_PROBLEM REQUIREMENTS_
Put every line of the data below into a Markdown table with the columns Row and Data line, numbering the rows in order and leaving out any blank lines.

-- start LISTED RECORDS --

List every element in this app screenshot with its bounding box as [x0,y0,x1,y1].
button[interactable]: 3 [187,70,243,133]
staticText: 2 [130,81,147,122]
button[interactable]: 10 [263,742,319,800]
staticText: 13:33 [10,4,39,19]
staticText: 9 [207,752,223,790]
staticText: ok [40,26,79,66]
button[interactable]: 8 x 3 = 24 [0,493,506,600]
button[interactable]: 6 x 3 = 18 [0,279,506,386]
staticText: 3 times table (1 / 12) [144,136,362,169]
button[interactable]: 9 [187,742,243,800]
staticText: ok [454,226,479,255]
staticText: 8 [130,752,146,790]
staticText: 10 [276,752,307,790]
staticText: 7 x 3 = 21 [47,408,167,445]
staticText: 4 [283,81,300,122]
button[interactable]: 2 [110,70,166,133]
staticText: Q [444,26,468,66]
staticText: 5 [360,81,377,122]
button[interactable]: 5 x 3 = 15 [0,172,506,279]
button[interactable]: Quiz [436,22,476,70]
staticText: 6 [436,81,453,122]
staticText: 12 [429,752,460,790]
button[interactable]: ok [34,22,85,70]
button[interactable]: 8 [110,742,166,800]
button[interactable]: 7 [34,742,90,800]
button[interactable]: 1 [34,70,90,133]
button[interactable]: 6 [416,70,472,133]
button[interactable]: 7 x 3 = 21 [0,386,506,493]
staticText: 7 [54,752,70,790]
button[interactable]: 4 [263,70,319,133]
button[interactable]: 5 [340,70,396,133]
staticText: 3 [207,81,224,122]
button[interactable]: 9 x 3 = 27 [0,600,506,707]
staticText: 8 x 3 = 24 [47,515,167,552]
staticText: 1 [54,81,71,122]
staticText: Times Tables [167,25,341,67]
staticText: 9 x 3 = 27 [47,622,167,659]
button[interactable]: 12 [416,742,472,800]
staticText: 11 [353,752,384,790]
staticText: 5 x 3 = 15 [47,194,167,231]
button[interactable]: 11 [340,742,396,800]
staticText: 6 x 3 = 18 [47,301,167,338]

-- end LISTED RECORDS --

_THE SOLUTION_
| Row | Data line |
|---|---|
| 1 | List every element in this app screenshot with its bounding box as [x0,y0,x1,y1]. |
| 2 | button[interactable]: 3 [187,70,243,133] |
| 3 | staticText: 2 [130,81,147,122] |
| 4 | button[interactable]: 10 [263,742,319,800] |
| 5 | staticText: 13:33 [10,4,39,19] |
| 6 | staticText: 9 [207,752,223,790] |
| 7 | staticText: ok [40,26,79,66] |
| 8 | button[interactable]: 8 x 3 = 24 [0,493,506,600] |
| 9 | button[interactable]: 6 x 3 = 18 [0,279,506,386] |
| 10 | staticText: 3 times table (1 / 12) [144,136,362,169] |
| 11 | button[interactable]: 9 [187,742,243,800] |
| 12 | staticText: ok [454,226,479,255] |
| 13 | staticText: 8 [130,752,146,790] |
| 14 | staticText: 10 [276,752,307,790] |
| 15 | staticText: 7 x 3 = 21 [47,408,167,445] |
| 16 | staticText: 4 [283,81,300,122] |
| 17 | button[interactable]: 2 [110,70,166,133] |
| 18 | staticText: Q [444,26,468,66] |
| 19 | staticText: 5 [360,81,377,122] |
| 20 | button[interactable]: 5 x 3 = 15 [0,172,506,279] |
| 21 | button[interactable]: Quiz [436,22,476,70] |
| 22 | staticText: 6 [436,81,453,122] |
| 23 | staticText: 12 [429,752,460,790] |
| 24 | button[interactable]: ok [34,22,85,70] |
| 25 | button[interactable]: 8 [110,742,166,800] |
| 26 | button[interactable]: 7 [34,742,90,800] |
| 27 | button[interactable]: 1 [34,70,90,133] |
| 28 | button[interactable]: 6 [416,70,472,133] |
| 29 | button[interactable]: 7 x 3 = 21 [0,386,506,493] |
| 30 | staticText: 7 [54,752,70,790] |
| 31 | button[interactable]: 4 [263,70,319,133] |
| 32 | button[interactable]: 5 [340,70,396,133] |
| 33 | staticText: 3 [207,81,224,122] |
| 34 | button[interactable]: 9 x 3 = 27 [0,600,506,707] |
| 35 | staticText: 8 x 3 = 24 [47,515,167,552] |
| 36 | staticText: 1 [54,81,71,122] |
| 37 | staticText: Times Tables [167,25,341,67] |
| 38 | staticText: 9 x 3 = 27 [47,622,167,659] |
| 39 | button[interactable]: 12 [416,742,472,800] |
| 40 | staticText: 11 [353,752,384,790] |
| 41 | staticText: 5 x 3 = 15 [47,194,167,231] |
| 42 | button[interactable]: 11 [340,742,396,800] |
| 43 | staticText: 6 x 3 = 18 [47,301,167,338] |